##### Record extracts #####
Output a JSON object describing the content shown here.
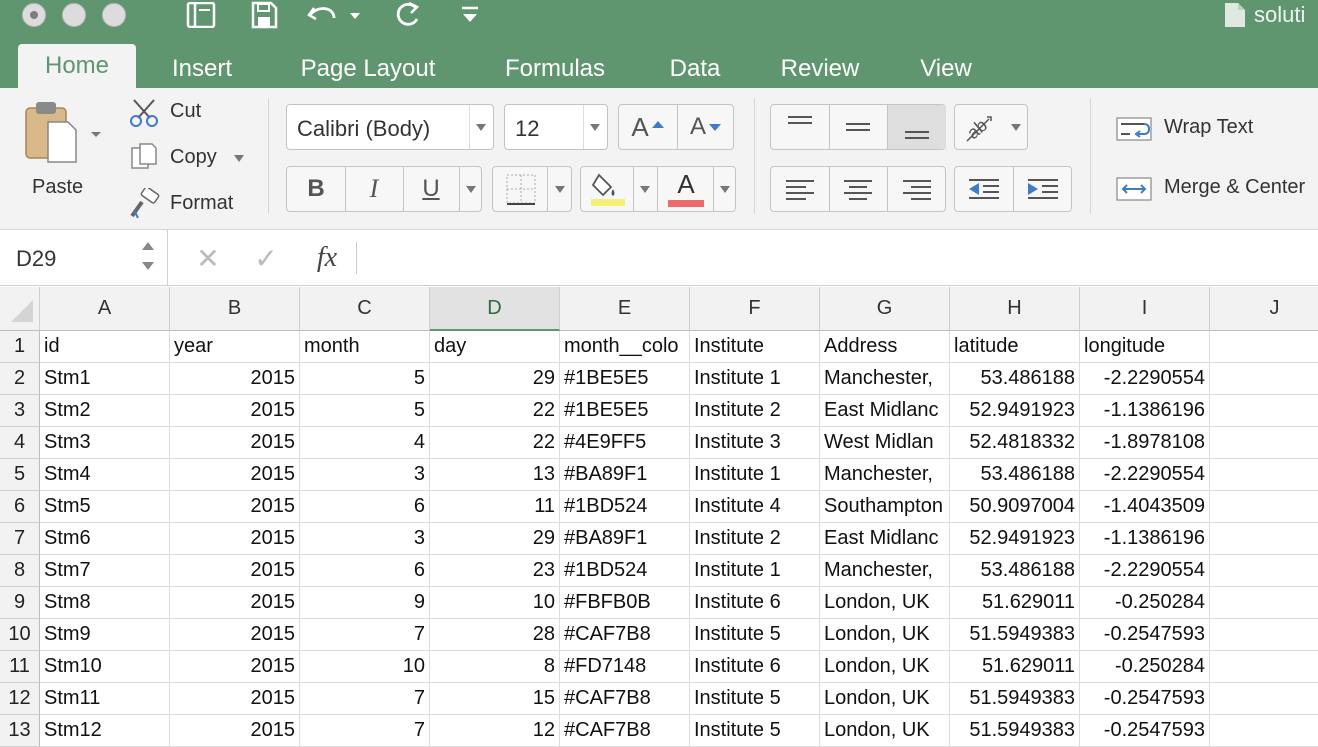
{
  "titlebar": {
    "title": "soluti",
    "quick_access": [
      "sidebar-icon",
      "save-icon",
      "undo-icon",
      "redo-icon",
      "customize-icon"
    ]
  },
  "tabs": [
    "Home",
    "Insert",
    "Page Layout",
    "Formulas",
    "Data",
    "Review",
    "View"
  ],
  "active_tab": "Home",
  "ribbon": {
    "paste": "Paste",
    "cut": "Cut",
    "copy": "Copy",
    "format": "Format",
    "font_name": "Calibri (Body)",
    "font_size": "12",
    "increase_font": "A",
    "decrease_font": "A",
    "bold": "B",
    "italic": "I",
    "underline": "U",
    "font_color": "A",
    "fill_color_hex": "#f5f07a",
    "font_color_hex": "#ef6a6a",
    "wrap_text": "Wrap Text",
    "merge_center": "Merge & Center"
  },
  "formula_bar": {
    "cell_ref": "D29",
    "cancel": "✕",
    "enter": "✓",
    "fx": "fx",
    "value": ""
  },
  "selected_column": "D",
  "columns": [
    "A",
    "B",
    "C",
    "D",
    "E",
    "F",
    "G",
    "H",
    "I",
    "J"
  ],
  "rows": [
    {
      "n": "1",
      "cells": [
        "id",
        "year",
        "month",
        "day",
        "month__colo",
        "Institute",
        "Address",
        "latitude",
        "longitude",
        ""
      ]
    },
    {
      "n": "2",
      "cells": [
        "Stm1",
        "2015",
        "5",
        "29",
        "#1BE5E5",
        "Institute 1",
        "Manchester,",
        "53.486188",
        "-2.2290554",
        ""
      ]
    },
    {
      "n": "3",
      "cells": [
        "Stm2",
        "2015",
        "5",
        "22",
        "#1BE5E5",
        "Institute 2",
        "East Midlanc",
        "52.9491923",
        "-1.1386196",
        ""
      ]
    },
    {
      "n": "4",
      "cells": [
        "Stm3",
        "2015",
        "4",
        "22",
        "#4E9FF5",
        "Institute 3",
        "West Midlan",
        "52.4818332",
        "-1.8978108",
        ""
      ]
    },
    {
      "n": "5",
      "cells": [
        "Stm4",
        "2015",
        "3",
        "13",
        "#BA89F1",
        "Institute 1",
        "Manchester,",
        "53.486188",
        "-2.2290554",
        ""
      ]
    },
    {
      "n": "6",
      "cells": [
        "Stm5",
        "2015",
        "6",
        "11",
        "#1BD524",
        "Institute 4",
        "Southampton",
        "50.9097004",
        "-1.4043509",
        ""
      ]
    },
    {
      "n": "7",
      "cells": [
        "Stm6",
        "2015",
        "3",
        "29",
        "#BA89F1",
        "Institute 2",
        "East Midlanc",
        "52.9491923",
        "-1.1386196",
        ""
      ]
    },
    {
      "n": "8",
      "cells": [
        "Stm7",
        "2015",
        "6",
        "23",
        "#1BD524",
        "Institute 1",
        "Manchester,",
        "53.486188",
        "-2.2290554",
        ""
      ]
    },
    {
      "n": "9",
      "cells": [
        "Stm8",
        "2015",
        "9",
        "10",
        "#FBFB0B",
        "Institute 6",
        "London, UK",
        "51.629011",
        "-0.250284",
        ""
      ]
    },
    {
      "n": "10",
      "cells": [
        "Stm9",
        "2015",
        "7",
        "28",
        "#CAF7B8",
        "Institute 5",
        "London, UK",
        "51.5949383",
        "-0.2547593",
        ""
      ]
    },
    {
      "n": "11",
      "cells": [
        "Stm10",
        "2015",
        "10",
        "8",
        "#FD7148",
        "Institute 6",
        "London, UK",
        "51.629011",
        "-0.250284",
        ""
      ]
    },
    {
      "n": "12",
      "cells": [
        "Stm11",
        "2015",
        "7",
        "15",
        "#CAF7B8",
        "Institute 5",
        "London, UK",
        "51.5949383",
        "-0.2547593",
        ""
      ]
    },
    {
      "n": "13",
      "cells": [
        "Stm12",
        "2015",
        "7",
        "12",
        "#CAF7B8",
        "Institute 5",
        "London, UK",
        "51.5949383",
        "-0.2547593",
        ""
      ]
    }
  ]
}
#####
=== Objective ===
Make an exact copy of every record, pictures excluded.

=== Finished exercise ===
Output a JSON object describing the content shown here.
{
  "titlebar": {
    "title": "soluti",
    "quick_access": [
      "sidebar-icon",
      "save-icon",
      "undo-icon",
      "redo-icon",
      "customize-icon"
    ]
  },
  "tabs": [
    "Home",
    "Insert",
    "Page Layout",
    "Formulas",
    "Data",
    "Review",
    "View"
  ],
  "active_tab": "Home",
  "ribbon": {
    "paste": "Paste",
    "cut": "Cut",
    "copy": "Copy",
    "format": "Format",
    "font_name": "Calibri (Body)",
    "font_size": "12",
    "increase_font": "A",
    "decrease_font": "A",
    "bold": "B",
    "italic": "I",
    "underline": "U",
    "font_color": "A",
    "fill_color_hex": "#f5f07a",
    "font_color_hex": "#ef6a6a",
    "wrap_text": "Wrap Text",
    "merge_center": "Merge & Center"
  },
  "formula_bar": {
    "cell_ref": "D29",
    "cancel": "✕",
    "enter": "✓",
    "fx": "fx",
    "value": ""
  },
  "selected_column": "D",
  "columns": [
    "A",
    "B",
    "C",
    "D",
    "E",
    "F",
    "G",
    "H",
    "I",
    "J"
  ],
  "rows": [
    {
      "n": "1",
      "cells": [
        "id",
        "year",
        "month",
        "day",
        "month__colo",
        "Institute",
        "Address",
        "latitude",
        "longitude",
        ""
      ]
    },
    {
      "n": "2",
      "cells": [
        "Stm1",
        "2015",
        "5",
        "29",
        "#1BE5E5",
        "Institute 1",
        "Manchester,",
        "53.486188",
        "-2.2290554",
        ""
      ]
    },
    {
      "n": "3",
      "cells": [
        "Stm2",
        "2015",
        "5",
        "22",
        "#1BE5E5",
        "Institute 2",
        "East Midlanc",
        "52.9491923",
        "-1.1386196",
        ""
      ]
    },
    {
      "n": "4",
      "cells": [
        "Stm3",
        "2015",
        "4",
        "22",
        "#4E9FF5",
        "Institute 3",
        "West Midlan",
        "52.4818332",
        "-1.8978108",
        ""
      ]
    },
    {
      "n": "5",
      "cells": [
        "Stm4",
        "2015",
        "3",
        "13",
        "#BA89F1",
        "Institute 1",
        "Manchester,",
        "53.486188",
        "-2.2290554",
        ""
      ]
    },
    {
      "n": "6",
      "cells": [
        "Stm5",
        "2015",
        "6",
        "11",
        "#1BD524",
        "Institute 4",
        "Southampton",
        "50.9097004",
        "-1.4043509",
        ""
      ]
    },
    {
      "n": "7",
      "cells": [
        "Stm6",
        "2015",
        "3",
        "29",
        "#BA89F1",
        "Institute 2",
        "East Midlanc",
        "52.9491923",
        "-1.1386196",
        ""
      ]
    },
    {
      "n": "8",
      "cells": [
        "Stm7",
        "2015",
        "6",
        "23",
        "#1BD524",
        "Institute 1",
        "Manchester,",
        "53.486188",
        "-2.2290554",
        ""
      ]
    },
    {
      "n": "9",
      "cells": [
        "Stm8",
        "2015",
        "9",
        "10",
        "#FBFB0B",
        "Institute 6",
        "London, UK",
        "51.629011",
        "-0.250284",
        ""
      ]
    },
    {
      "n": "10",
      "cells": [
        "Stm9",
        "2015",
        "7",
        "28",
        "#CAF7B8",
        "Institute 5",
        "London, UK",
        "51.5949383",
        "-0.2547593",
        ""
      ]
    },
    {
      "n": "11",
      "cells": [
        "Stm10",
        "2015",
        "10",
        "8",
        "#FD7148",
        "Institute 6",
        "London, UK",
        "51.629011",
        "-0.250284",
        ""
      ]
    },
    {
      "n": "12",
      "cells": [
        "Stm11",
        "2015",
        "7",
        "15",
        "#CAF7B8",
        "Institute 5",
        "London, UK",
        "51.5949383",
        "-0.2547593",
        ""
      ]
    },
    {
      "n": "13",
      "cells": [
        "Stm12",
        "2015",
        "7",
        "12",
        "#CAF7B8",
        "Institute 5",
        "London, UK",
        "51.5949383",
        "-0.2547593",
        ""
      ]
    }
  ]
}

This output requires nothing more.